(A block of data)
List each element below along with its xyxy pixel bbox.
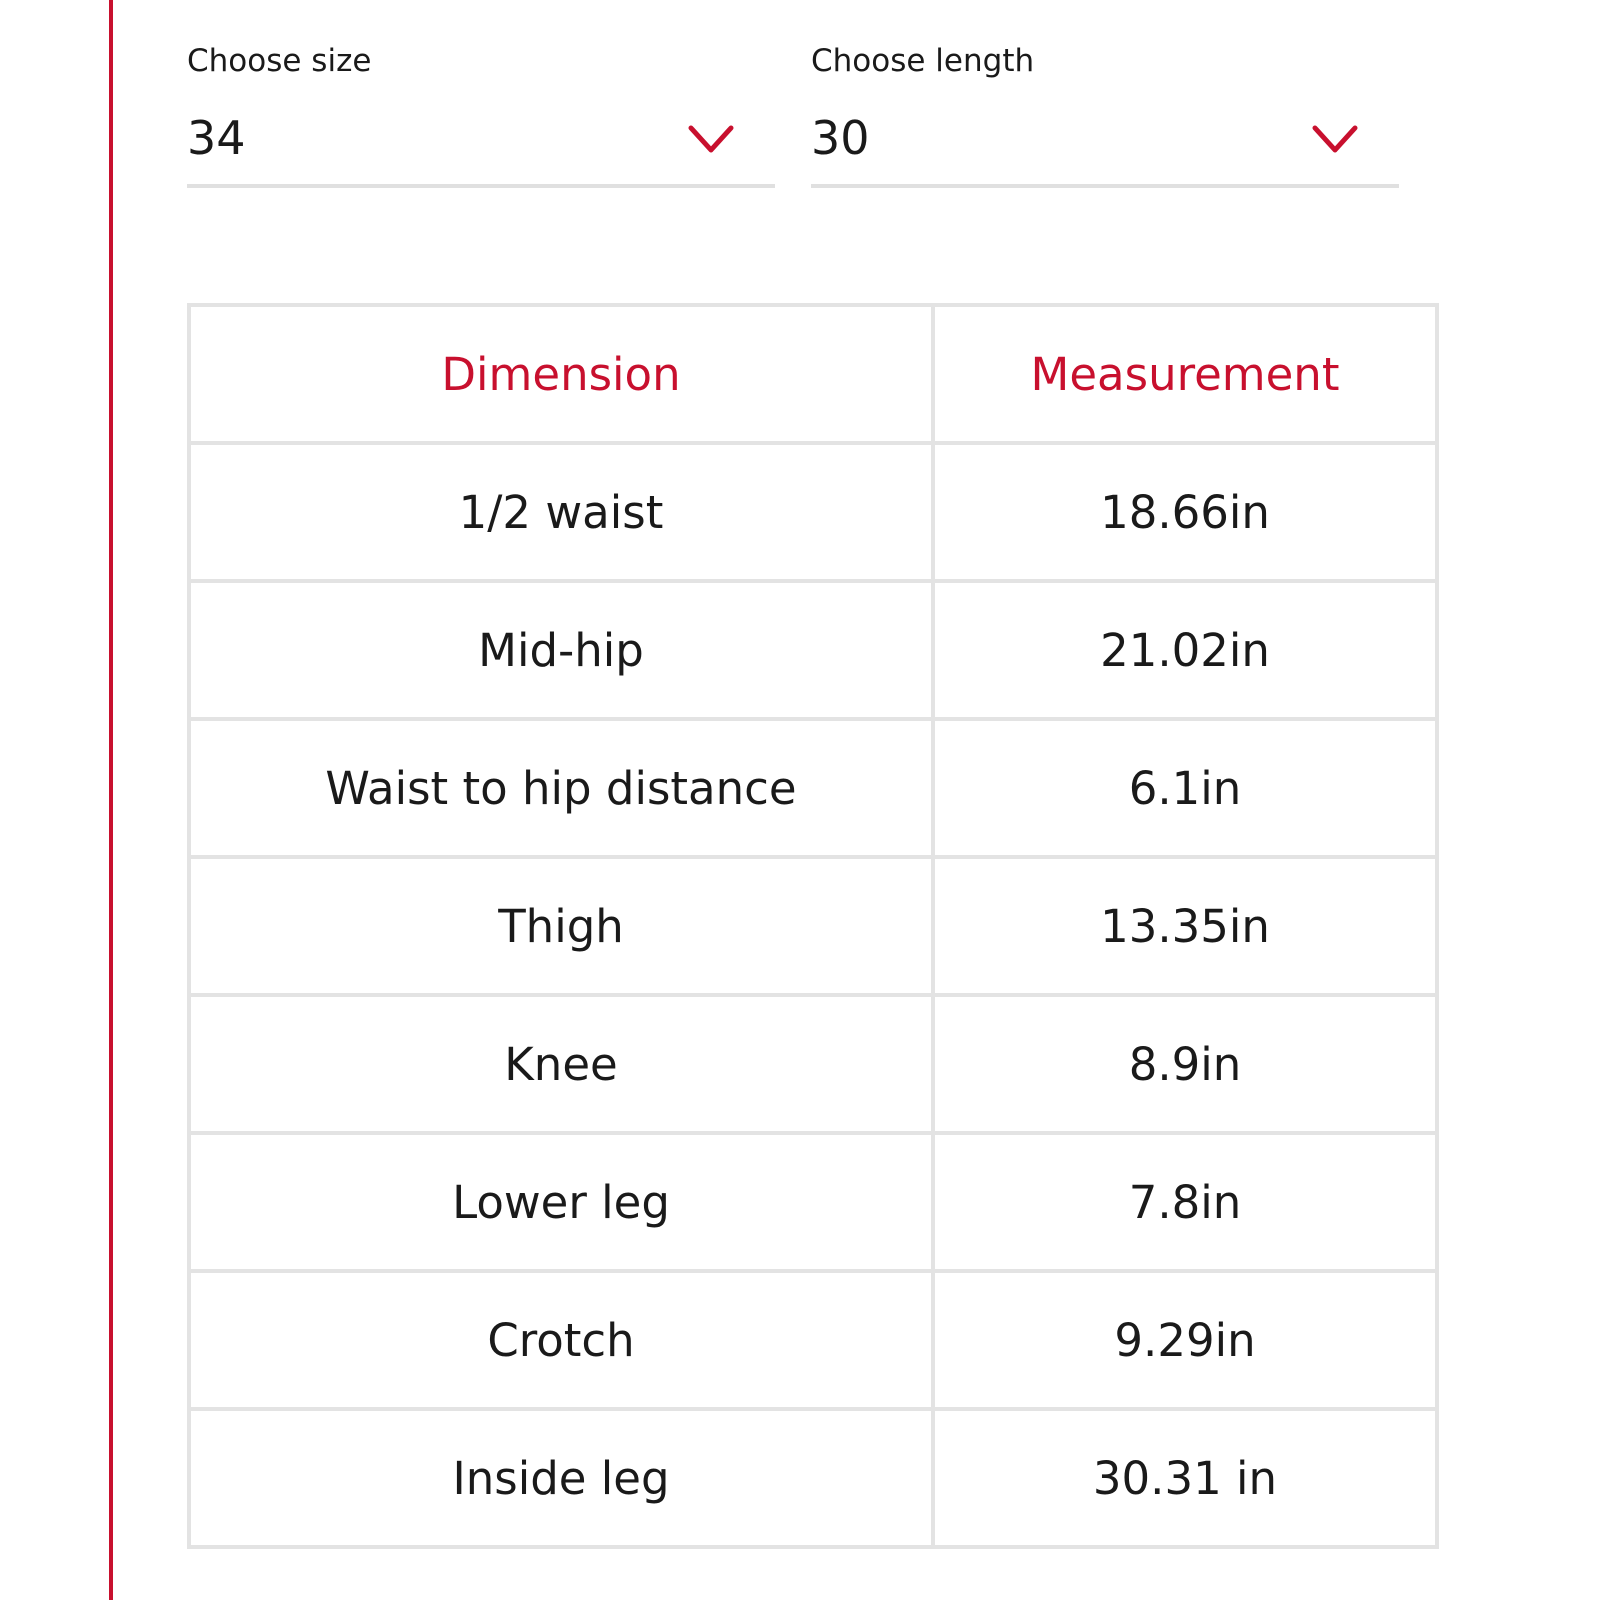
table-row	[189, 995, 1437, 1133]
size-selector-underline	[187, 184, 775, 188]
length-selector-value[interactable]: 30	[811, 111, 870, 165]
length-selector-underline	[811, 184, 1399, 188]
size-selector[interactable]	[187, 40, 775, 188]
measurement-cell: 6.1in	[933, 719, 1437, 857]
dimension-cell: Mid-hip	[189, 581, 933, 719]
length-selector[interactable]	[811, 40, 1399, 188]
table-row	[189, 857, 1437, 995]
measurement-cell: 30.31 in	[933, 1409, 1437, 1547]
chevron-down-icon[interactable]	[1311, 122, 1359, 156]
dimension-cell: Inside leg	[189, 1409, 933, 1547]
measurement-cell: 9.29in	[933, 1271, 1437, 1409]
table-row	[189, 1133, 1437, 1271]
measurement-cell: 8.9in	[933, 995, 1437, 1133]
dimension-column-header: Dimension	[189, 305, 933, 443]
measurement-cell: 21.02in	[933, 581, 1437, 719]
dimension-cell: 1/2 waist	[189, 443, 933, 581]
table-header-row	[189, 305, 1437, 443]
size-selector-value[interactable]: 34	[187, 111, 246, 165]
dimension-cell: Thigh	[189, 857, 933, 995]
dimension-cell: Lower leg	[189, 1133, 933, 1271]
table-row	[189, 581, 1437, 719]
table-row	[189, 443, 1437, 581]
measurement-table	[187, 303, 1439, 1549]
size-selector-label: Choose size	[187, 43, 372, 79]
measurement-column-header: Measurement	[933, 305, 1437, 443]
dimension-cell: Knee	[189, 995, 933, 1133]
measurement-cell: 7.8in	[933, 1133, 1437, 1271]
accent-rule	[109, 0, 113, 1600]
measurement-cell: 13.35in	[933, 857, 1437, 995]
table-row	[189, 719, 1437, 857]
table-row	[189, 1271, 1437, 1409]
dimension-cell: Crotch	[189, 1271, 933, 1409]
table-row	[189, 1409, 1437, 1547]
dimension-cell: Waist to hip distance	[189, 719, 933, 857]
length-selector-label: Choose length	[811, 43, 1035, 79]
measurement-cell: 18.66in	[933, 443, 1437, 581]
chevron-down-icon[interactable]	[687, 122, 735, 156]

Aim of the task: How many lines of the items above contain the string "length"? Case matters, and give only the number.

Solution below: 4